::: EXTRACTED RECORDS :::

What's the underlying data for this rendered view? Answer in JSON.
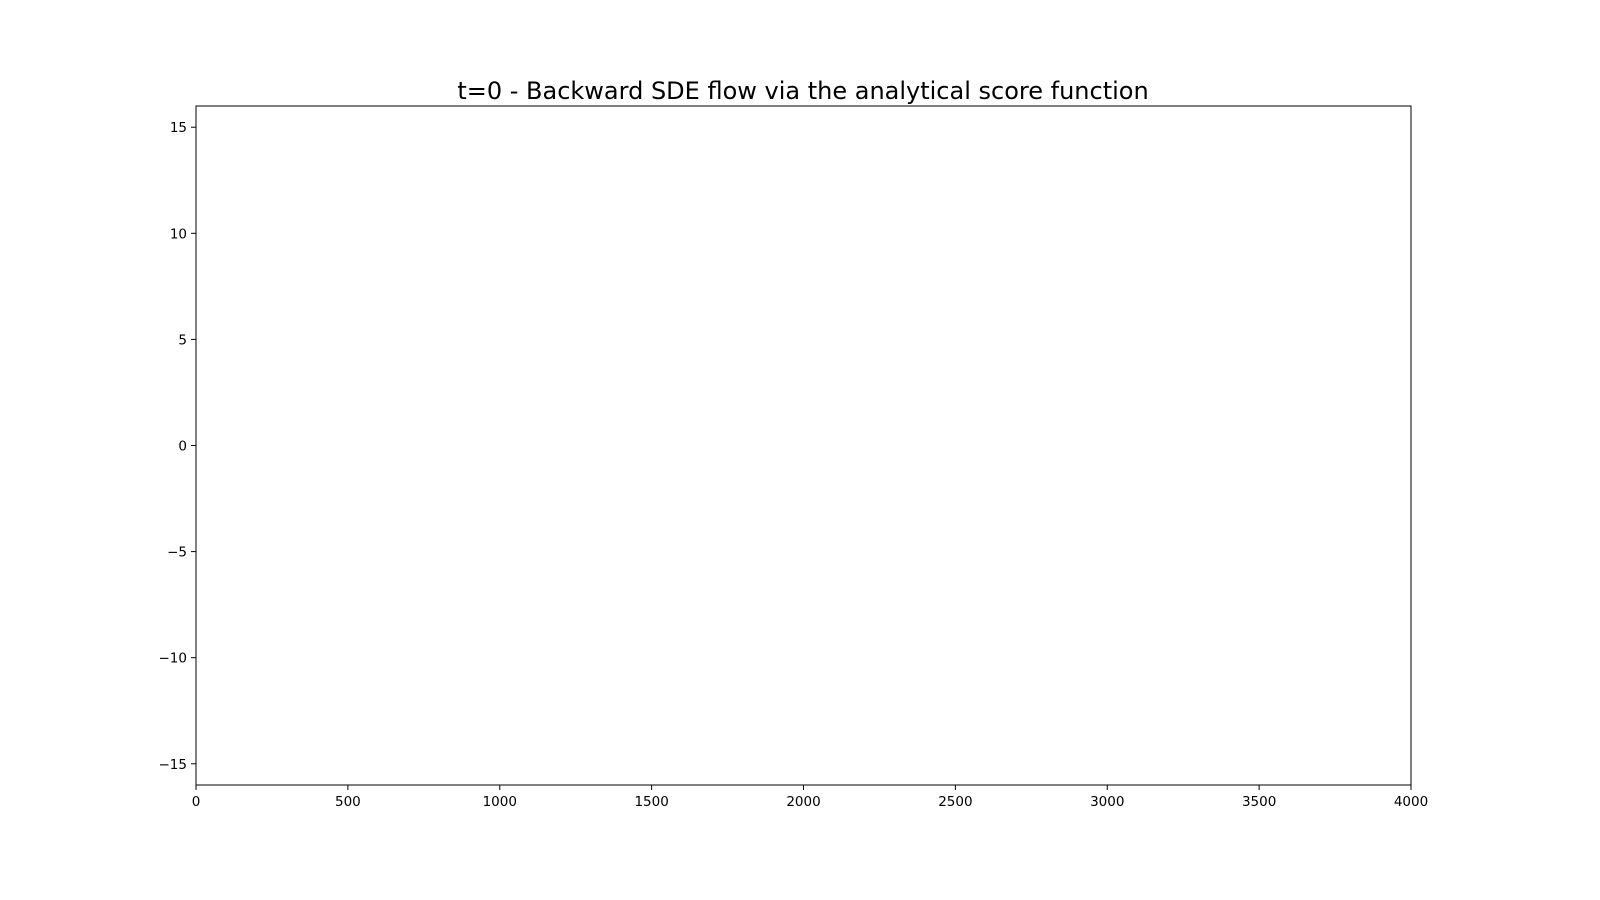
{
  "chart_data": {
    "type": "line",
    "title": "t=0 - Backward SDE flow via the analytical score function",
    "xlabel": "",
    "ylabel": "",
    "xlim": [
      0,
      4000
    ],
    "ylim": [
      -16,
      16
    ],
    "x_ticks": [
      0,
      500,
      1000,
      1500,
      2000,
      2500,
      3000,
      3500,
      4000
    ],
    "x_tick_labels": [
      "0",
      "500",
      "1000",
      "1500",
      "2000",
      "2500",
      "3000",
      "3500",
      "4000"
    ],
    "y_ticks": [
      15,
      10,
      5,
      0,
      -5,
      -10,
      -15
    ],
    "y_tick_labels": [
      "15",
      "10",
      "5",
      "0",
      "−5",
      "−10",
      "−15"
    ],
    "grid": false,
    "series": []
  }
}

:::

PROBLEM TO SOLVE - Without the pictures, print the records in full, exactly as they appear.

RESULT FOR THIS EXERCISE -
What's the underlying data for this rendered view? Answer in JSON.
{
  "chart_data": {
    "type": "line",
    "title": "t=0 - Backward SDE flow via the analytical score function",
    "xlabel": "",
    "ylabel": "",
    "xlim": [
      0,
      4000
    ],
    "ylim": [
      -16,
      16
    ],
    "x_ticks": [
      0,
      500,
      1000,
      1500,
      2000,
      2500,
      3000,
      3500,
      4000
    ],
    "x_tick_labels": [
      "0",
      "500",
      "1000",
      "1500",
      "2000",
      "2500",
      "3000",
      "3500",
      "4000"
    ],
    "y_ticks": [
      15,
      10,
      5,
      0,
      -5,
      -10,
      -15
    ],
    "y_tick_labels": [
      "15",
      "10",
      "5",
      "0",
      "−5",
      "−10",
      "−15"
    ],
    "grid": false,
    "series": []
  }
}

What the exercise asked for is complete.